§ **Task brief**
Print the lines from the one that contains "Transcribe this image's" to the one that contains "Extract the chart's", inclusive, exactly as they appear, and please drop any pictures.

§ **Input data**
○ ○ ○

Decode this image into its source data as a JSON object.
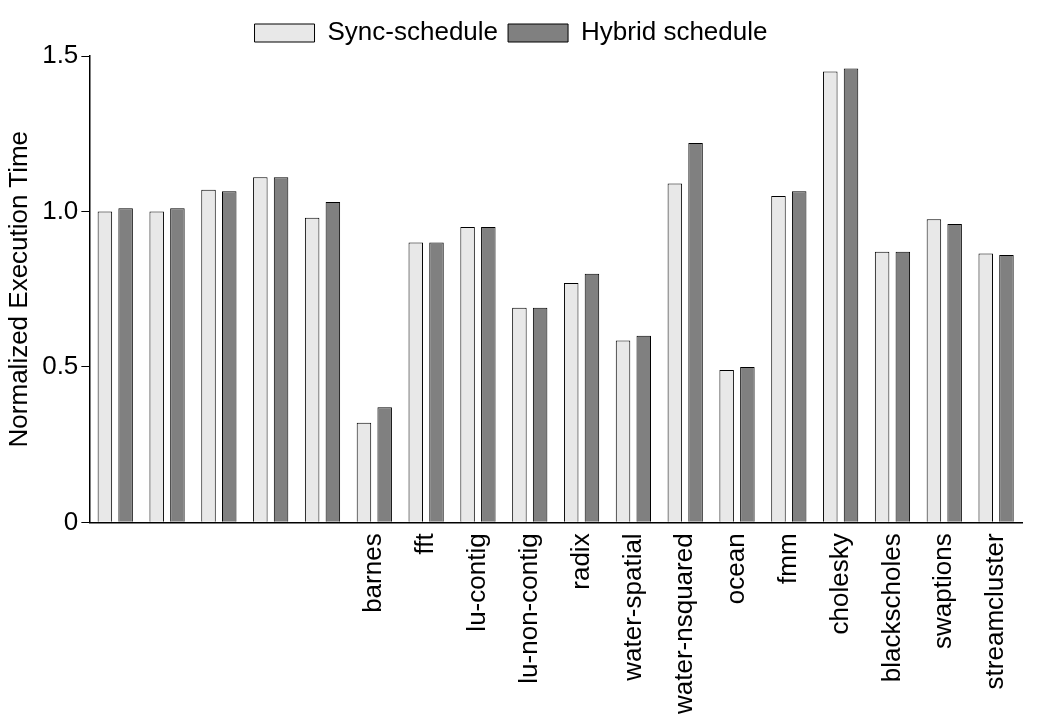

○ ○ ○

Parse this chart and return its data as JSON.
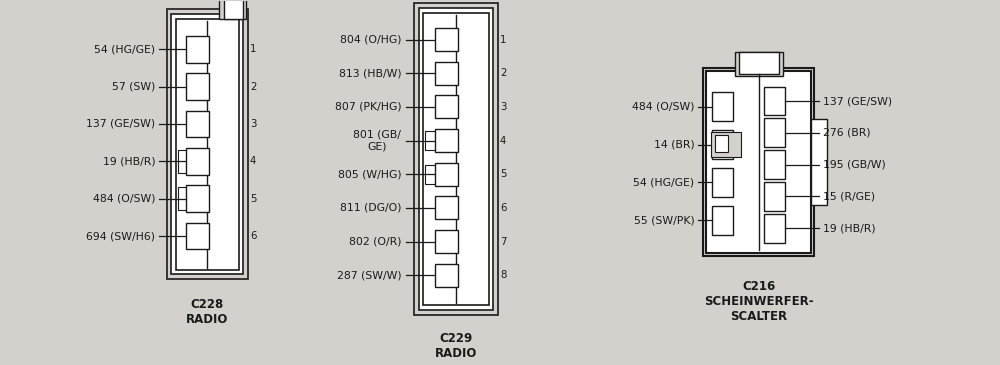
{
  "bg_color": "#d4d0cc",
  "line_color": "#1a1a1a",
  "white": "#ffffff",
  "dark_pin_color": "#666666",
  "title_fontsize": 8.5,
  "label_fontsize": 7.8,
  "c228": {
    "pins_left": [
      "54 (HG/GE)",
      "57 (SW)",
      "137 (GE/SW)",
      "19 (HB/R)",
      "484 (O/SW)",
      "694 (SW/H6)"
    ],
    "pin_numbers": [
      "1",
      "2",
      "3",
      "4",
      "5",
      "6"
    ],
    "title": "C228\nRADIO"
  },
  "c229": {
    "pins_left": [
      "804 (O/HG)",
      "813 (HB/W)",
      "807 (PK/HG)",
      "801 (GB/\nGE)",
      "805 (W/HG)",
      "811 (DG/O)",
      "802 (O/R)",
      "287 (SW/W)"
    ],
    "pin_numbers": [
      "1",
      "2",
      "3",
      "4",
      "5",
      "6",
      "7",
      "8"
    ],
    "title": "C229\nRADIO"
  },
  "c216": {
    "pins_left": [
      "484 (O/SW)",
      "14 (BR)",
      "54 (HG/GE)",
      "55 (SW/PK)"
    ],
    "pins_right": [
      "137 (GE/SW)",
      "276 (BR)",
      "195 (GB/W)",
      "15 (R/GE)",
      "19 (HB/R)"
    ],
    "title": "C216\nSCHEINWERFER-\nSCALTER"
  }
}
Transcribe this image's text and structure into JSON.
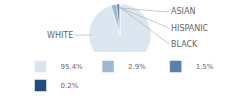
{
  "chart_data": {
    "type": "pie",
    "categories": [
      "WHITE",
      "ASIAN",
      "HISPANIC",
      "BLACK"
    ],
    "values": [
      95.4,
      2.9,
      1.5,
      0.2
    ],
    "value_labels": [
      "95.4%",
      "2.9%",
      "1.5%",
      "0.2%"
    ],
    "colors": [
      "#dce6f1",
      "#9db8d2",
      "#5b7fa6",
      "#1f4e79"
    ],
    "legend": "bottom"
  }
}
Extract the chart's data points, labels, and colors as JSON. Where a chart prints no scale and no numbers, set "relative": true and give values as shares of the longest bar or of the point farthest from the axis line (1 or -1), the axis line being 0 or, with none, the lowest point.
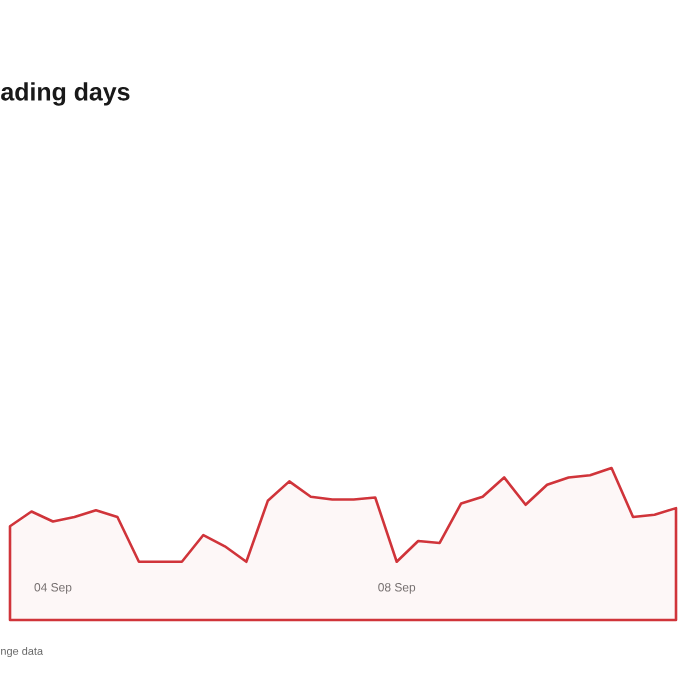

○ ○ ○

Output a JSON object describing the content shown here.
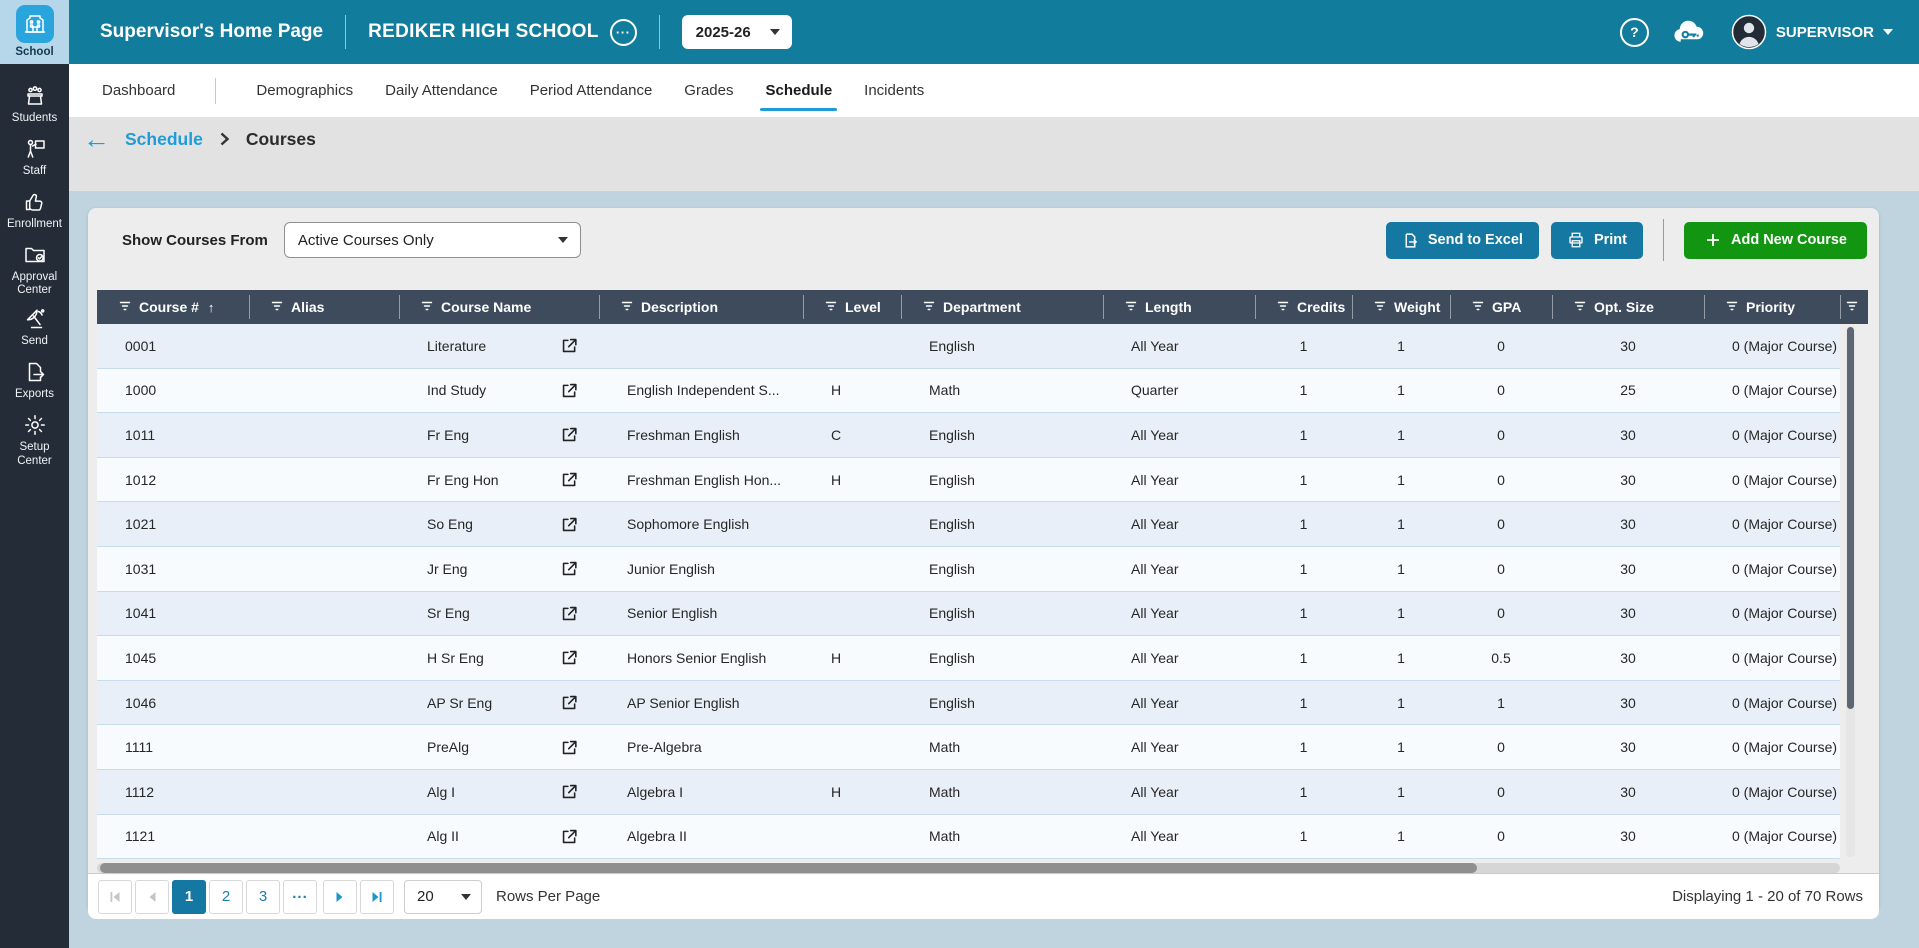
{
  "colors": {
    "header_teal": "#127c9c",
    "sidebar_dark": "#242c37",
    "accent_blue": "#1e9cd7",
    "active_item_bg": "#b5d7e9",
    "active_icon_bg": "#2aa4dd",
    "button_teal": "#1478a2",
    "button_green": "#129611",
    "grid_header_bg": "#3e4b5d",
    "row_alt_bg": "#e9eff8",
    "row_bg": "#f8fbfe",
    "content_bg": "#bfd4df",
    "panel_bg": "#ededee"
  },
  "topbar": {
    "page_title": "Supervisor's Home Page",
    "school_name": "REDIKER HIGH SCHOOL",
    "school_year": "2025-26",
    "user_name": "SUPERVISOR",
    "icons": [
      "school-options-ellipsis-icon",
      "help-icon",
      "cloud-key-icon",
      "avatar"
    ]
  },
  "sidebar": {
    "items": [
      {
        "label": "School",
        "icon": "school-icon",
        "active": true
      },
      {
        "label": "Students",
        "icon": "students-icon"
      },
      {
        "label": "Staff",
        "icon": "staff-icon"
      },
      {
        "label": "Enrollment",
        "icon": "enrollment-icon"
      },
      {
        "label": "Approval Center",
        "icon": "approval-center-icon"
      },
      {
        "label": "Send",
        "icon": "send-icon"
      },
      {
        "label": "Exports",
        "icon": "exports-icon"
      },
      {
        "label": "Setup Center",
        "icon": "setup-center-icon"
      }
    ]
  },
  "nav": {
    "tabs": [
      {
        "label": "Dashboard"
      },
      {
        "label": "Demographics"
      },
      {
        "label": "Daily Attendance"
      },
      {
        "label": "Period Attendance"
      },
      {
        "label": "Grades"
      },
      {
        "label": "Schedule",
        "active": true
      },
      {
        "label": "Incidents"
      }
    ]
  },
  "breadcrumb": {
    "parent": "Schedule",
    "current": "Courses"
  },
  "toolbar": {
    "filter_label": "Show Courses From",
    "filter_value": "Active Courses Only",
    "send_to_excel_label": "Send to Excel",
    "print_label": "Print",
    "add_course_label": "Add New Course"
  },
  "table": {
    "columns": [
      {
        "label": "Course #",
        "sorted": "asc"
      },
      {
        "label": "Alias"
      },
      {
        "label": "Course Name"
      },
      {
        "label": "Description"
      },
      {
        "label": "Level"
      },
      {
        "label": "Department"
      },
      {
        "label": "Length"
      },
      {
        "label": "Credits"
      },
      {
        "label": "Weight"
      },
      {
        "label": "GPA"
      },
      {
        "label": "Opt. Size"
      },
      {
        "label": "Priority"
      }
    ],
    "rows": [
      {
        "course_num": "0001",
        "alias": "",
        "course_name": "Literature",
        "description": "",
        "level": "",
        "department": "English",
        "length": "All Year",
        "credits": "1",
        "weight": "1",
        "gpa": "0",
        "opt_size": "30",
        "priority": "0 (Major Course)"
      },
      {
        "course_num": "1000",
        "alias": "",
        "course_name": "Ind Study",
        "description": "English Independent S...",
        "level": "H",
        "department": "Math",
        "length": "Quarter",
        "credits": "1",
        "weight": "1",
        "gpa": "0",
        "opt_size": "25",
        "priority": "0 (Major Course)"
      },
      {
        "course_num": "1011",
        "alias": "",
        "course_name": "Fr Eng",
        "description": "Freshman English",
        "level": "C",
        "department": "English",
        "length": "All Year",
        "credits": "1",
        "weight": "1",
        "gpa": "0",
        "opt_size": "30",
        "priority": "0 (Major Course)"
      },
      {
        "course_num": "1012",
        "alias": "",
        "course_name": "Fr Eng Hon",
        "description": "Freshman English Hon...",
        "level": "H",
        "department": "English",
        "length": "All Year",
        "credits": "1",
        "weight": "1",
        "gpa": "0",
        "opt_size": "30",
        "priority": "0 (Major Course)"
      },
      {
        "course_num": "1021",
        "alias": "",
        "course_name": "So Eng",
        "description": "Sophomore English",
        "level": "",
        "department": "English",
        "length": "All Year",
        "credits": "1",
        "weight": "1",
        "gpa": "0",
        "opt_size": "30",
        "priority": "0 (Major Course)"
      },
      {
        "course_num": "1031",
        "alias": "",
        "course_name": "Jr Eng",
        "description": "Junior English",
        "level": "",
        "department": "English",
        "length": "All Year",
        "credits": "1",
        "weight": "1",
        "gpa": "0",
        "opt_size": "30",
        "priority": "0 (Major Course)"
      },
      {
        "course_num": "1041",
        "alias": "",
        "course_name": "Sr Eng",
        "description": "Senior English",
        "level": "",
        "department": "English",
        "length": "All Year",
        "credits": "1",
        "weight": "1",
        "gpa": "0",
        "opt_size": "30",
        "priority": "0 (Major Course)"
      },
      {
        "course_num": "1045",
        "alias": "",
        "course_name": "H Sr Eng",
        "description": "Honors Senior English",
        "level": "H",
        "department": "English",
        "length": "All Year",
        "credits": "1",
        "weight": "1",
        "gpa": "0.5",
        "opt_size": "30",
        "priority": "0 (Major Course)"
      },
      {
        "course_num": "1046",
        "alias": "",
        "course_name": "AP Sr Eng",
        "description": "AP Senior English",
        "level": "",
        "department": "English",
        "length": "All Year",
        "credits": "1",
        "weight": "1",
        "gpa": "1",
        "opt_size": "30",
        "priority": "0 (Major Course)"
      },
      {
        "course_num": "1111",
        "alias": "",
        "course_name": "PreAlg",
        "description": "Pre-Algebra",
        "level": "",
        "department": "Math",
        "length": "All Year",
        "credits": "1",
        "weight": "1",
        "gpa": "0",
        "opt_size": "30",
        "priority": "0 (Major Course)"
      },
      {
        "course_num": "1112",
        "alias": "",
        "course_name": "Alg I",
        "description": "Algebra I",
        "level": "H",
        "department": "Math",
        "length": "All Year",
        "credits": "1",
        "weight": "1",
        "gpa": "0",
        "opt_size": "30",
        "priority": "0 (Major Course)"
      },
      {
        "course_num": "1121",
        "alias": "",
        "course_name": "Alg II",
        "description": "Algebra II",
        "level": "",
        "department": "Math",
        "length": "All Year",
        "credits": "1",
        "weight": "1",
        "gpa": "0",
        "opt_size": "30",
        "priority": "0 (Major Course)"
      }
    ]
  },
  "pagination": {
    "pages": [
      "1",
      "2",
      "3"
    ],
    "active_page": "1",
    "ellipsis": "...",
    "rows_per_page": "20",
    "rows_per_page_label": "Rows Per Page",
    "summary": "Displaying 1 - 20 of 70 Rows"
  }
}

○ ○ ○

§ **Solution to the problem**
Transcribe this image's text and structure into JSON.
{
  "chart_data": {
    "type": "pie",
    "categories": [
      "WHITE",
      "ASIAN",
      "HISPANIC",
      "BLACK"
    ],
    "values": [
      95.4,
      2.9,
      1.5,
      0.2
    ],
    "value_labels": [
      "95.4%",
      "2.9%",
      "1.5%",
      "0.2%"
    ],
    "colors": [
      "#dce6f1",
      "#9db8d2",
      "#5b7fa6",
      "#1f4e79"
    ],
    "legend": "bottom"
  }
}
Extract the chart's data points, labels, and colors as JSON. Where a chart prints no scale and no numbers, set "relative": true and give values as shares of the longest bar or of the point farthest from the axis line (1 or -1), the axis line being 0 or, with none, the lowest point.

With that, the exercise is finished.